GOAL OF THE EXERCISE =>
Copy every line that contains the string "adecuado" from the entries below.

RECORD EXCERPTS =>
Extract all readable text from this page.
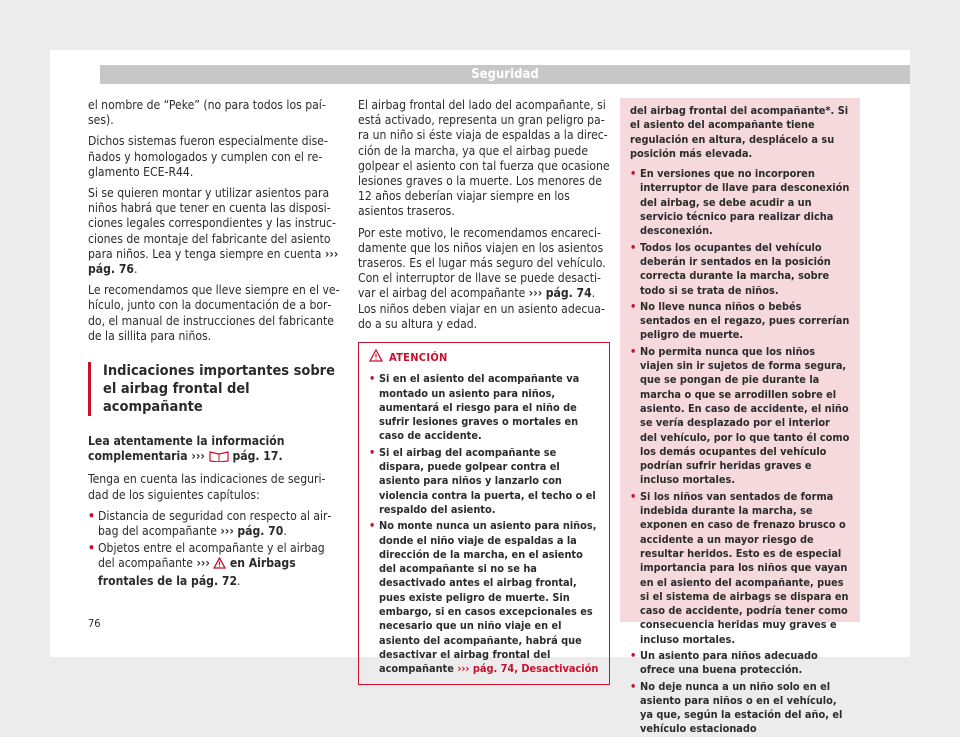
Seguridad

el nombre de “Peke” (no para todos los países).

Dichos sistemas fueron especialmente diseñados y homologados y cumplen con el reglamento ECE-R44.

Si se quieren montar y utilizar asientos para niños habrá que tener en cuenta las disposiciones legales correspondientes y las instrucciones de montaje del fabricante del asiento para niños. Lea y tenga siempre en cuenta ››› pág. 76.

Le recomendamos que lleve siempre en el vehículo, junto con la documentación de a bordo, el manual de instrucciones del fabricante de la sillita para niños.

Indicaciones importantes sobre el airbag frontal del acompañante

Lea atentamente la información complementaria ››› pág. 17.

Tenga en cuenta las indicaciones de seguridad de los siguientes capítulos:

• Distancia de seguridad con respecto al airbag del acompañante ››› pág. 70.
• Objetos entre el acompañante y el airbag del acompañante ››› en Airbags frontales de la pág. 72.

El airbag frontal del lado del acompañante, si está activado, representa un gran peligro para un niño si éste viaja de espaldas a la dirección de la marcha, ya que el airbag puede golpear el asiento con tal fuerza que ocasione lesiones graves o la muerte. Los menores de 12 años deberían viajar siempre en los asientos traseros.

Por este motivo, le recomendamos encarecidamente que los niños viajen en los asientos traseros. Es el lugar más seguro del vehículo. Con el interruptor de llave se puede desactivar el airbag del acompañante ››› pág. 74. Los niños deben viajar en un asiento adecuado a su altura y edad.

ATENCIÓN
• Si en el asiento del acompañante va montado un asiento para niños, aumentará el riesgo para el niño de sufrir lesiones graves o mortales en caso de accidente.
• Si el airbag del acompañante se dispara, puede golpear contra el asiento para niños y lanzarlo con violencia contra la puerta, el techo o el respaldo del asiento.
• No monte nunca un asiento para niños, donde el niño viaje de espaldas a la dirección de la marcha, en el asiento del acompañante si no se ha desactivado antes el airbag frontal, pues existe peligro de muerte. Sin embargo, si en casos excepcionales es necesario que un niño viaje en el asiento del acompañante, habrá que desactivar el airbag frontal del acompañante ››› pág. 74, Desactivación

del airbag frontal del acompañante*. Si el asiento del acompañante tiene regulación en altura, desplácelo a su posición más elevada.

• En versiones que no incorporen interruptor de llave para desconexión del airbag, se debe acudir a un servicio técnico para realizar dicha desconexión.
• Todos los ocupantes del vehículo deberán ir sentados en la posición correcta durante la marcha, sobre todo si se trata de niños.
• No lleve nunca niños o bebés sentados en el regazo, pues correrían peligro de muerte.
• No permita nunca que los niños viajen sin ir sujetos de forma segura, que se pongan de pie durante la marcha o que se arrodillen sobre el asiento. En caso de accidente, el niño se vería desplazado por el interior del vehículo, por lo que tanto él como los demás ocupantes del vehículo podrían sufrir heridas graves e incluso mortales.
• Si los niños van sentados de forma indebida durante la marcha, se exponen en caso de frenazo brusco o accidente a un mayor riesgo de resultar heridos. Esto es de especial importancia para los niños que vayan en el asiento del acompañante, pues si el sistema de airbags se dispara en caso de accidente, podría tener como consecuencia heridas muy graves e incluso mortales.
• Un asiento para niños adecuado ofrece una buena protección.
• No deje nunca a un niño solo en el asiento para niños o en el vehículo, ya que, según la estación del año, el vehículo estacionado
76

FINISHED EXERCISE =>
Por este motivo, le recomendamos encarecidamente que los niños viajen en los asientos traseros. Es el lugar más seguro del vehículo. Con el interruptor de llave se puede desactivar el airbag del acompañante ››› pág. 74. Los niños deben viajar en un asiento adecuado a su altura y edad.
• Un asiento para niños adecuado ofrece una buena protección.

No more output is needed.